What is required
Locate the word "JSON" in the entries below, then gather every line that holds it.
─── Material provided
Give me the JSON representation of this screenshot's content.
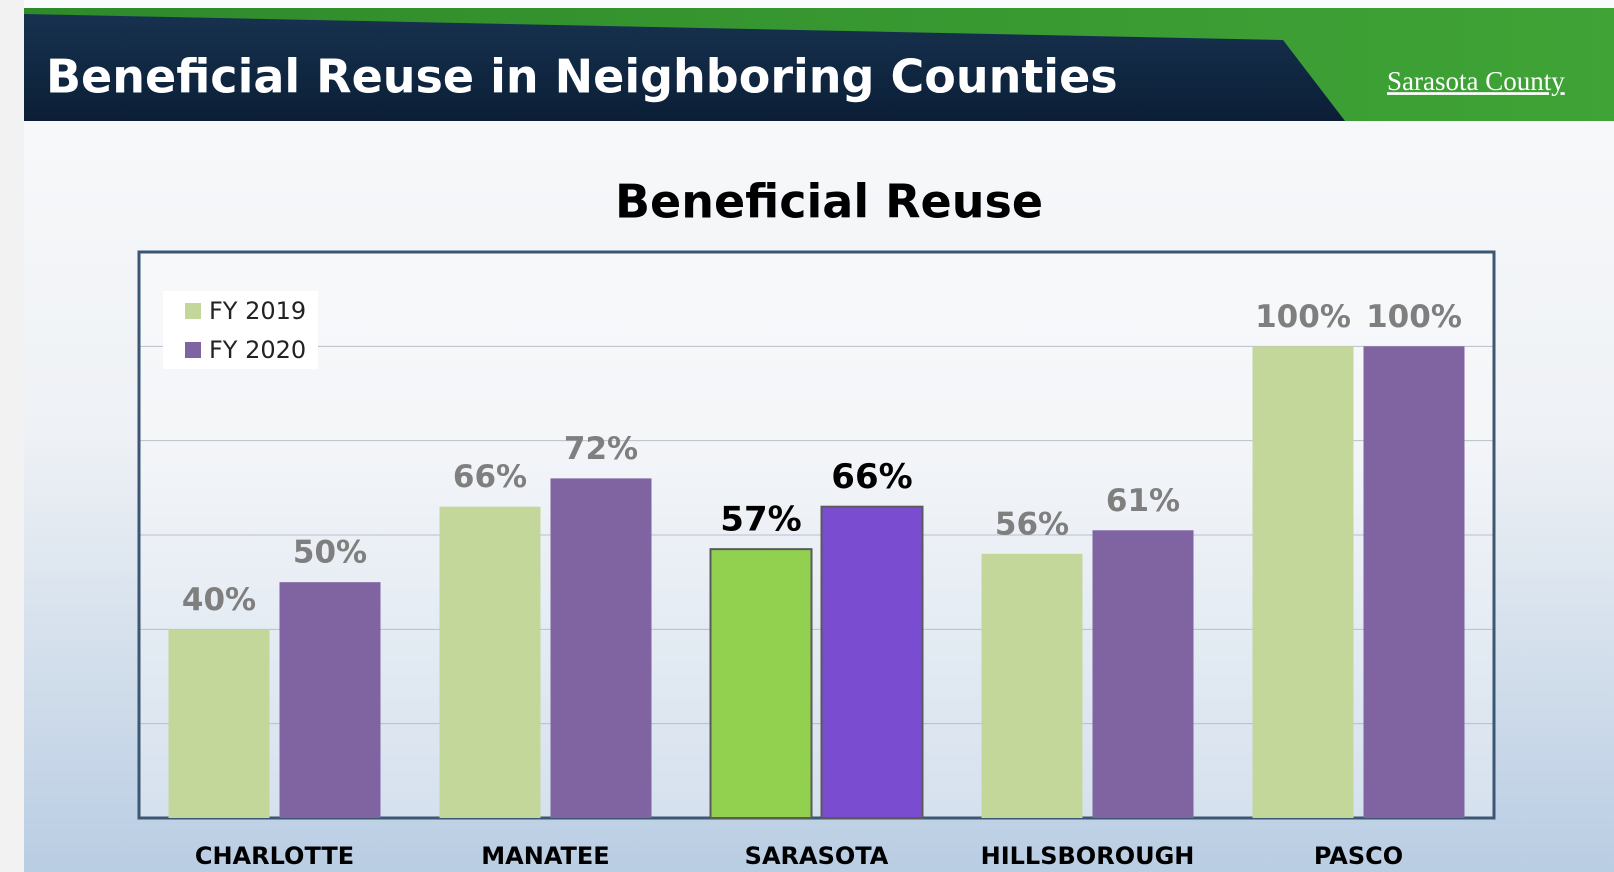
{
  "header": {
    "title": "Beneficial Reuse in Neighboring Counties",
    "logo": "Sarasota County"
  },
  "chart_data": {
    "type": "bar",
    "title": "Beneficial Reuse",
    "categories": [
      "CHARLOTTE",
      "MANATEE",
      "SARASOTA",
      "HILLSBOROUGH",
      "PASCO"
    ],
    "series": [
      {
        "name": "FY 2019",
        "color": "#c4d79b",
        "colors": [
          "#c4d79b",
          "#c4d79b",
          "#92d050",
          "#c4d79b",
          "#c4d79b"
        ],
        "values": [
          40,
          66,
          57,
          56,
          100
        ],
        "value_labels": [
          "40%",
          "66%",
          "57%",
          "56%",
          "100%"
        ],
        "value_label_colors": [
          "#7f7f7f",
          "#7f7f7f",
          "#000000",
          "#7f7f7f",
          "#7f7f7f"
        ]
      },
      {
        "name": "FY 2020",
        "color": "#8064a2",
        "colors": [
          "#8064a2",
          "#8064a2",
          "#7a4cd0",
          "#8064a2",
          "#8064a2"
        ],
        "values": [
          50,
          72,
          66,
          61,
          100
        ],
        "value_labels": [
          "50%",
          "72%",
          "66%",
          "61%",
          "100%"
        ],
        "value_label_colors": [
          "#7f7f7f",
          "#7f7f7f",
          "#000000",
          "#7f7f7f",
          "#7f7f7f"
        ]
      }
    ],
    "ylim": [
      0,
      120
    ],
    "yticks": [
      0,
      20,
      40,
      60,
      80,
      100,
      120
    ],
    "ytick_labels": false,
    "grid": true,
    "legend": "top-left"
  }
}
──────
─── Material provided
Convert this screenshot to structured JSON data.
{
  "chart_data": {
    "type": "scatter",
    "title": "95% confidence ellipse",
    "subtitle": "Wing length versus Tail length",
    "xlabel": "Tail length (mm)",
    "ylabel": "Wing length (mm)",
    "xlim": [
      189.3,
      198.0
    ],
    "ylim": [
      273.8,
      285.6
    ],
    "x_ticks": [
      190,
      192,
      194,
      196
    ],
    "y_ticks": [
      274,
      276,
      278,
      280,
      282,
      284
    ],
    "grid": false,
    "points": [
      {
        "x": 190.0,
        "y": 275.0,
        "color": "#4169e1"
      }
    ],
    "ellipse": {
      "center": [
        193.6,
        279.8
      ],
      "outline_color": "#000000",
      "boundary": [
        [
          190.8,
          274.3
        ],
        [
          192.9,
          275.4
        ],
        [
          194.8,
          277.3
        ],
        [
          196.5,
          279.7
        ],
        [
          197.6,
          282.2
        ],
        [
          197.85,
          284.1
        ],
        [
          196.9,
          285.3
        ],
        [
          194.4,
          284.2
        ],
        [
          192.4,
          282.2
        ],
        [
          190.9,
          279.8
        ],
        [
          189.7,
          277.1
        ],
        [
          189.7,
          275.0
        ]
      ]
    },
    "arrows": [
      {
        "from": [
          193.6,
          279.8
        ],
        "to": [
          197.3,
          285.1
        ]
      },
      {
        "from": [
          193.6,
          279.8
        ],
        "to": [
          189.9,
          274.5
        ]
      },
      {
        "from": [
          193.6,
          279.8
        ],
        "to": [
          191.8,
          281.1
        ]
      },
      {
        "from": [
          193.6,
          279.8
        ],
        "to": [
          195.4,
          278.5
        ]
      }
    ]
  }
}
──────
─── Material provided
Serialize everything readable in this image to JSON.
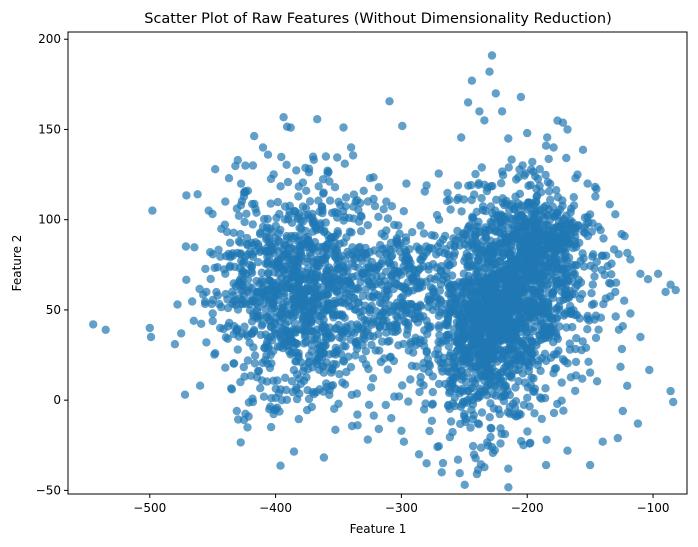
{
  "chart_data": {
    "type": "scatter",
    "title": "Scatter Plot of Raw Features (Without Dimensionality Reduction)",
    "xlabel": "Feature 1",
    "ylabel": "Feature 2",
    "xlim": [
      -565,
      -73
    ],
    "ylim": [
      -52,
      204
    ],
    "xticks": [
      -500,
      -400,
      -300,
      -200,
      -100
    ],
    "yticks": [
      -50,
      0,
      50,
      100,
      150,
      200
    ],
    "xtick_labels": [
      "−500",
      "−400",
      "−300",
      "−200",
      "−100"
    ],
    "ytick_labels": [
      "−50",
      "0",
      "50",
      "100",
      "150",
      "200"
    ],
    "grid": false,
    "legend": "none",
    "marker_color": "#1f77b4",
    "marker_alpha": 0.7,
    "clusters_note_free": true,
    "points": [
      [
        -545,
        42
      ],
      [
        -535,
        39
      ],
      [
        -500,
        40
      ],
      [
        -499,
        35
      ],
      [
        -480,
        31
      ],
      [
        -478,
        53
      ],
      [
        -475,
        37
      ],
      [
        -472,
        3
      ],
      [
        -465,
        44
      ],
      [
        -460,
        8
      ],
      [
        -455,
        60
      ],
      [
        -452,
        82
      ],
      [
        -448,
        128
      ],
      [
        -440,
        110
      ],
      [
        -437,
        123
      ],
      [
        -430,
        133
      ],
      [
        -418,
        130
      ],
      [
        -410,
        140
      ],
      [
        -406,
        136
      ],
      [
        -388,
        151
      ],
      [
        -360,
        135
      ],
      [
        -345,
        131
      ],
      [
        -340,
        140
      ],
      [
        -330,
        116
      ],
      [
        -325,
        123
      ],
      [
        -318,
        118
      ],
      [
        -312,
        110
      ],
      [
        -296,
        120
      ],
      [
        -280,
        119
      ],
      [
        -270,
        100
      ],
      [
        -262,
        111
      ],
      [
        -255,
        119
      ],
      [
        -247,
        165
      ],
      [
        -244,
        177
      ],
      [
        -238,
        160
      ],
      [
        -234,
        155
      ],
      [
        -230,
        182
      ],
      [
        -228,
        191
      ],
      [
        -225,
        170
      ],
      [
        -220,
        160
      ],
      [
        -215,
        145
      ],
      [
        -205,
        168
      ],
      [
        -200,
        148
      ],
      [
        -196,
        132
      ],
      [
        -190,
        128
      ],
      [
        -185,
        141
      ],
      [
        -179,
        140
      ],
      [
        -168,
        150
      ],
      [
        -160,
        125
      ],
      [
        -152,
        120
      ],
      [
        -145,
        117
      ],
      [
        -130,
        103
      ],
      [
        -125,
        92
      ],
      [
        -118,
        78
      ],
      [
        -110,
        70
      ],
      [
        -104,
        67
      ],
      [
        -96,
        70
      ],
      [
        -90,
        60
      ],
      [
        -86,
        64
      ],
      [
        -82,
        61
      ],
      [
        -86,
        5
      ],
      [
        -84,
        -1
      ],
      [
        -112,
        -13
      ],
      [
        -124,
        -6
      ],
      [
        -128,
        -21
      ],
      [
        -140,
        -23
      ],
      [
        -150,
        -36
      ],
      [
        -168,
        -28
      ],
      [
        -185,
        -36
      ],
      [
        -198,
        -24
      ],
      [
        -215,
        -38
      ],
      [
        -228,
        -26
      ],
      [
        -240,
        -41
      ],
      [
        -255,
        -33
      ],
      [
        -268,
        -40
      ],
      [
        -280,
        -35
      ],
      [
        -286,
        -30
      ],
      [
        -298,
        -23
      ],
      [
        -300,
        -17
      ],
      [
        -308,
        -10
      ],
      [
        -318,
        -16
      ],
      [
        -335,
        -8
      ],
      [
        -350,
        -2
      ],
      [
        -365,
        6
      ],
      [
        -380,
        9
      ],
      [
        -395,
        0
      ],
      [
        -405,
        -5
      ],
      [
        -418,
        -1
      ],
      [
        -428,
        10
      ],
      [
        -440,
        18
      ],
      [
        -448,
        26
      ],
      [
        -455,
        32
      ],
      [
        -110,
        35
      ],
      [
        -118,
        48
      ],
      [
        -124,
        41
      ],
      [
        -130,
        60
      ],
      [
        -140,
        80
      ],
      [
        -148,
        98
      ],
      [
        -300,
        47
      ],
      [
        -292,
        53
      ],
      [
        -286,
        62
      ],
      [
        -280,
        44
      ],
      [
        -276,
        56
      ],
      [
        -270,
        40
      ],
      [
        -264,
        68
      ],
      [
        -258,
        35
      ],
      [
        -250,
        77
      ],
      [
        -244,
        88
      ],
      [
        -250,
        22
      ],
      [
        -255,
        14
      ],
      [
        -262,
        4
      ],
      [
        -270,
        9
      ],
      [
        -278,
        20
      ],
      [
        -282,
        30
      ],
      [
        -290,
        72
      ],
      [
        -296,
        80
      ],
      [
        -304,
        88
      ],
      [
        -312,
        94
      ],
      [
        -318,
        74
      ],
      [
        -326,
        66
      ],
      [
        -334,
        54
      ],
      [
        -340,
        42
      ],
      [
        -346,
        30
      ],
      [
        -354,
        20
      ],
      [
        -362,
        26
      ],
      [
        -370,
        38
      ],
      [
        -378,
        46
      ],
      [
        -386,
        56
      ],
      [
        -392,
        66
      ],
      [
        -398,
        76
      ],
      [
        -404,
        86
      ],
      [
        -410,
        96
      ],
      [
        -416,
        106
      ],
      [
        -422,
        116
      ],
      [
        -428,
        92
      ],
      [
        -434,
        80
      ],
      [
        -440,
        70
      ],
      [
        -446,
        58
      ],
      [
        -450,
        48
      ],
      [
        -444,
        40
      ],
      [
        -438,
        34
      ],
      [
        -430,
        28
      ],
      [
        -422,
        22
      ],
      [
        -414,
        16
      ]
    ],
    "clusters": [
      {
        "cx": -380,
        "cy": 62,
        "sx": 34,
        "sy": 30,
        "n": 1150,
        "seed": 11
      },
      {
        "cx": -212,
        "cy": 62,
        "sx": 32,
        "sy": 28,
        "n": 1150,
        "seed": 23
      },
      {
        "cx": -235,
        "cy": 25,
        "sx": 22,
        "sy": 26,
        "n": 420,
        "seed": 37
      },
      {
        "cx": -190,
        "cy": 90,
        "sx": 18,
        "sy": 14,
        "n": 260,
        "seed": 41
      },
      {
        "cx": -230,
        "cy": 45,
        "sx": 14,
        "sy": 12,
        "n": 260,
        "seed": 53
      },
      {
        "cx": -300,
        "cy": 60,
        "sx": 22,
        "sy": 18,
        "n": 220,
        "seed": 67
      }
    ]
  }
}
──────
Task response
Give me the JSON representation of this screenshot's content.
Convert this screenshot to structured JSON data.
Serialize everything readable in this image to JSON.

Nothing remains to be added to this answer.